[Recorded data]
>>
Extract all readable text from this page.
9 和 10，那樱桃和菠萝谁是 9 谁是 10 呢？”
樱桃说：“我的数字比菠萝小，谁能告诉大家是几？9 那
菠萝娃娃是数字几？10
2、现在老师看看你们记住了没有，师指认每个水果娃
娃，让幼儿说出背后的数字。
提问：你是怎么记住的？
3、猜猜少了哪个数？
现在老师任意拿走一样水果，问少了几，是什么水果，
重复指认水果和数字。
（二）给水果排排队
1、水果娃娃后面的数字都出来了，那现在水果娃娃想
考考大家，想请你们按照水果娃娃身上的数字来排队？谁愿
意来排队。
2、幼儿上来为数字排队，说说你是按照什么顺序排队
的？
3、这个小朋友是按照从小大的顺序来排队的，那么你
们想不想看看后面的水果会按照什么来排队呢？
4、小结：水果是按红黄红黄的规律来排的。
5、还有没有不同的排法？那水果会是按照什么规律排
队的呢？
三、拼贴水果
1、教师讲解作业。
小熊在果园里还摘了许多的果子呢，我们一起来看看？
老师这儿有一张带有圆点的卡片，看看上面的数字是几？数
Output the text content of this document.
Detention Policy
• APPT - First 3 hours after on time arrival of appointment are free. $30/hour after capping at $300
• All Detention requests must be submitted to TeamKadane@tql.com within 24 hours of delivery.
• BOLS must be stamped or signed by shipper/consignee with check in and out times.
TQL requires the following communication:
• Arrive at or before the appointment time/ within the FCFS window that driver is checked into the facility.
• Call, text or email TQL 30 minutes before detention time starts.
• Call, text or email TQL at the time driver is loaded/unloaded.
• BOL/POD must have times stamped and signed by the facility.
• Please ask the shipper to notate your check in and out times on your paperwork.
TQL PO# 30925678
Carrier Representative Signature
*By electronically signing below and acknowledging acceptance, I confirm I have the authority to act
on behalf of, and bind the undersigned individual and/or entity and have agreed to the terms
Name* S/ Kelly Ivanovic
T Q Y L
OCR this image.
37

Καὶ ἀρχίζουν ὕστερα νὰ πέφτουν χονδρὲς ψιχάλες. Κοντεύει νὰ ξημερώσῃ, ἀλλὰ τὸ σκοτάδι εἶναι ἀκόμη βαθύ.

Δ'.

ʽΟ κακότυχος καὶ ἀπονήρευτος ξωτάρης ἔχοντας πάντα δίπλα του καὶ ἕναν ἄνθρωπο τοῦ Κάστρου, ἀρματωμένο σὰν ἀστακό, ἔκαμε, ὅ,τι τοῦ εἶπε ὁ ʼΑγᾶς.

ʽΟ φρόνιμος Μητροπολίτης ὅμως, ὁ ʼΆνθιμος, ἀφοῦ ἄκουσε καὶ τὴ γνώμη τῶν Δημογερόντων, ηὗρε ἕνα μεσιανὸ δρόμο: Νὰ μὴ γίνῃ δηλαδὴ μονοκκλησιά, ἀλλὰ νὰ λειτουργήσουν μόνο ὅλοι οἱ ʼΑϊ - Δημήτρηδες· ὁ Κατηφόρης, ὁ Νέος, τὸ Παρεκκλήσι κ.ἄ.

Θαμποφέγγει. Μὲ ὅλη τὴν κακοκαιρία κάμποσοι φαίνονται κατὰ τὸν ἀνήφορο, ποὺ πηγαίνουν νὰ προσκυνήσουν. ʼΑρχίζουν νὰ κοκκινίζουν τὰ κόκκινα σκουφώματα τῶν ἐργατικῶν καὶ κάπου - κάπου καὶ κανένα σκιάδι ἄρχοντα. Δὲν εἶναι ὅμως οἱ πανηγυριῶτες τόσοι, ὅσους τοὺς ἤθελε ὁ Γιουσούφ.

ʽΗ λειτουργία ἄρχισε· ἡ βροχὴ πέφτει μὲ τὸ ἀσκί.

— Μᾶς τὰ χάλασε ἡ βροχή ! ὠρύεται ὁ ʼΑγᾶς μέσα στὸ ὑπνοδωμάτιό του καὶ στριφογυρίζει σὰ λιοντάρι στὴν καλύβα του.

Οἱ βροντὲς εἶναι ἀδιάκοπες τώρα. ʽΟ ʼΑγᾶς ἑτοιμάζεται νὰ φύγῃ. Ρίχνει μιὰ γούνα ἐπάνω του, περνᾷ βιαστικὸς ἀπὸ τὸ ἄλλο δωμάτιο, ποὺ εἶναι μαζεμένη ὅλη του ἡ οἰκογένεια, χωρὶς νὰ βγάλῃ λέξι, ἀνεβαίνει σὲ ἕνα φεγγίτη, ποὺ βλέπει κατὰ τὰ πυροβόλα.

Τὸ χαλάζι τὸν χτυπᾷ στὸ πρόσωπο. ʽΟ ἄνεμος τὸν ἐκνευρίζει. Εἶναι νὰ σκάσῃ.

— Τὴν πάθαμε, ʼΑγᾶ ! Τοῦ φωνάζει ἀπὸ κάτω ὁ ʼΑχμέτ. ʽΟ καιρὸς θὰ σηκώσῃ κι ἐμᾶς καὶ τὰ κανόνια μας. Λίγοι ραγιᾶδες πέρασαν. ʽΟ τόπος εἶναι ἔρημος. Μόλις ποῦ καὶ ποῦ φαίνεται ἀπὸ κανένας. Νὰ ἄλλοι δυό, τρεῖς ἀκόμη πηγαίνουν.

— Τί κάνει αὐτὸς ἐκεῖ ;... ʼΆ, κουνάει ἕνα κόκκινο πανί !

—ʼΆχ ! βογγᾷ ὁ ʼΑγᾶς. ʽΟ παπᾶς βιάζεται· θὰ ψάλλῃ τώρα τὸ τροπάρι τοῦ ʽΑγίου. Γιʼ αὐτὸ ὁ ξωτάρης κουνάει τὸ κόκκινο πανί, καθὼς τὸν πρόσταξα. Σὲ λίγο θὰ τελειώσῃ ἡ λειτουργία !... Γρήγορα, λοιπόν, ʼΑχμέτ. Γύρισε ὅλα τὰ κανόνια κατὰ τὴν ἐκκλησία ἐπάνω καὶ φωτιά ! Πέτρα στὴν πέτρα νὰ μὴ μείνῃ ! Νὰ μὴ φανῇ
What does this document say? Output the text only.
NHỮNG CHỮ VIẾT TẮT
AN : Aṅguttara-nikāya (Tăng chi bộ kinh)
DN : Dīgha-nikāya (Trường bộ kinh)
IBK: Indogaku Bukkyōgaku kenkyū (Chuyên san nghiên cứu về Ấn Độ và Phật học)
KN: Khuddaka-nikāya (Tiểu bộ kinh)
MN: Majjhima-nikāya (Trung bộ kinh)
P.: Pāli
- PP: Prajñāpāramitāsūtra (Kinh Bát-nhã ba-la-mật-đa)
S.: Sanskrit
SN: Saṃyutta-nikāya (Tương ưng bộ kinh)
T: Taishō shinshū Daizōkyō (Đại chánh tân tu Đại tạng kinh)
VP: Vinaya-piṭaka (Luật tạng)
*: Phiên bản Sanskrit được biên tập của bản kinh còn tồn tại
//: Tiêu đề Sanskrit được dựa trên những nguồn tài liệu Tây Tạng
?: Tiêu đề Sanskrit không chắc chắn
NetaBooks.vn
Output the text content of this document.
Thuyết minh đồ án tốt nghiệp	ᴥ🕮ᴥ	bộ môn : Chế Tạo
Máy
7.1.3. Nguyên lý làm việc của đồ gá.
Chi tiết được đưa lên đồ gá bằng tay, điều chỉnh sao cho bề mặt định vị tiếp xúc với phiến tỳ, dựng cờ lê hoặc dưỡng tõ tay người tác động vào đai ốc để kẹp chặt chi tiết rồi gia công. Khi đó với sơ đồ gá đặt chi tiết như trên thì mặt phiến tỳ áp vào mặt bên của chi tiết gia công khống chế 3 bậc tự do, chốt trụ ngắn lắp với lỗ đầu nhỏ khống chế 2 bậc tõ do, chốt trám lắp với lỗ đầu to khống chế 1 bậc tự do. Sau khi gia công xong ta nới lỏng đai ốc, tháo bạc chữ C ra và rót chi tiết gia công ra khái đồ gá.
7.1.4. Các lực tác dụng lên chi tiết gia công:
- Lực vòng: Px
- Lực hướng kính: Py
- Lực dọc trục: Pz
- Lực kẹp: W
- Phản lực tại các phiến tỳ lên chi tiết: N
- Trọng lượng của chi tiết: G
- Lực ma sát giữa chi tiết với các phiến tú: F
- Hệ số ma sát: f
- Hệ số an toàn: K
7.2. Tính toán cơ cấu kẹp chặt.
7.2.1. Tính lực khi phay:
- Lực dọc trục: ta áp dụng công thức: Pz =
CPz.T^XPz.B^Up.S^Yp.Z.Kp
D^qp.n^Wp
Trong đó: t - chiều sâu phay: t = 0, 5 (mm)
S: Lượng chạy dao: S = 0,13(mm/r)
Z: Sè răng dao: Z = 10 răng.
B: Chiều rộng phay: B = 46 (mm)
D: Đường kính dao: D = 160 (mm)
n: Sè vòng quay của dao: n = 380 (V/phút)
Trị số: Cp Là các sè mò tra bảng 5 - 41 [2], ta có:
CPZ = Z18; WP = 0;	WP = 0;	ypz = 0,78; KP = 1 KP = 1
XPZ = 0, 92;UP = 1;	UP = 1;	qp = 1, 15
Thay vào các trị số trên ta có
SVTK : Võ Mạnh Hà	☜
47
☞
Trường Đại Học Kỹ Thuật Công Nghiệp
<<
Wherever "this" shows up in a line, copy that line.

Worked solution:
Extract all readable text from this page.
Output the text content of this document.
OCR this image.
What does this document say? Output the text only.
Output the text content of this document.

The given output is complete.